■ Short task:
Every line of the data that contains the string "Lesser" must be copied.

■ Material:
[START]
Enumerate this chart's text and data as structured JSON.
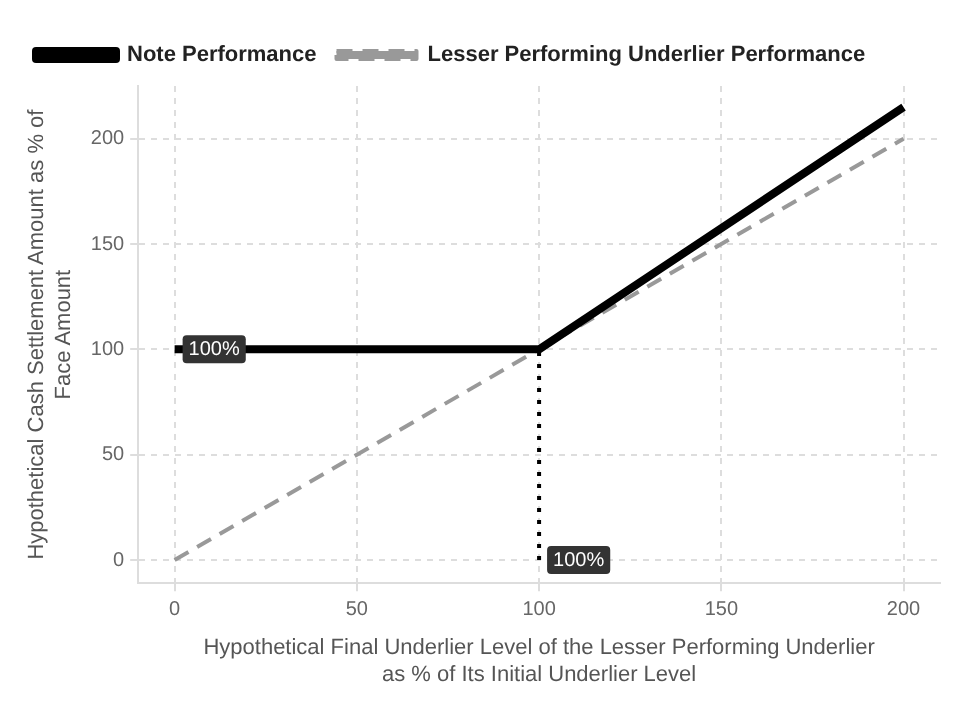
{
  "chart_data": {
    "type": "line",
    "xlabel": "Hypothetical Final Underlier Level of the Lesser Performing Underlier as % of Its Initial Underlier Level",
    "ylabel": "Hypothetical Cash Settlement Amount as % of Face Amount",
    "series": [
      {
        "name": "Note Performance",
        "color": "#000000",
        "x": [
          0,
          100,
          200
        ],
        "values": [
          100,
          100,
          215
        ],
        "line_style": "solid"
      },
      {
        "name": "Lesser Performing Underlier Performance",
        "color": "#999999",
        "x": [
          0,
          200
        ],
        "values": [
          0,
          200
        ],
        "line_style": "dashed"
      },
      {
        "color": "#000000",
        "x": [
          100,
          100
        ],
        "values": [
          0,
          100
        ],
        "line_style": "dotted"
      }
    ],
    "xlim": [
      -10,
      210
    ],
    "xticks": [
      0,
      50,
      100,
      150,
      200
    ],
    "ylim": [
      -11,
      225
    ],
    "yticks": [
      0,
      50,
      100,
      150,
      200
    ],
    "grid": true,
    "legend": "top left",
    "marker": "none",
    "annotations": [
      {
        "text": "100%",
        "x": 0,
        "y": 100
      },
      {
        "text": "100%",
        "x": 100,
        "y": 0
      }
    ]
  }
}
[END]
■ Written solution:
    "xlabel": "Hypothetical Final Underlier Level of the Lesser Performing Underlier as % of Its Initial Underlier Level",
        "name": "Lesser Performing Underlier Performance",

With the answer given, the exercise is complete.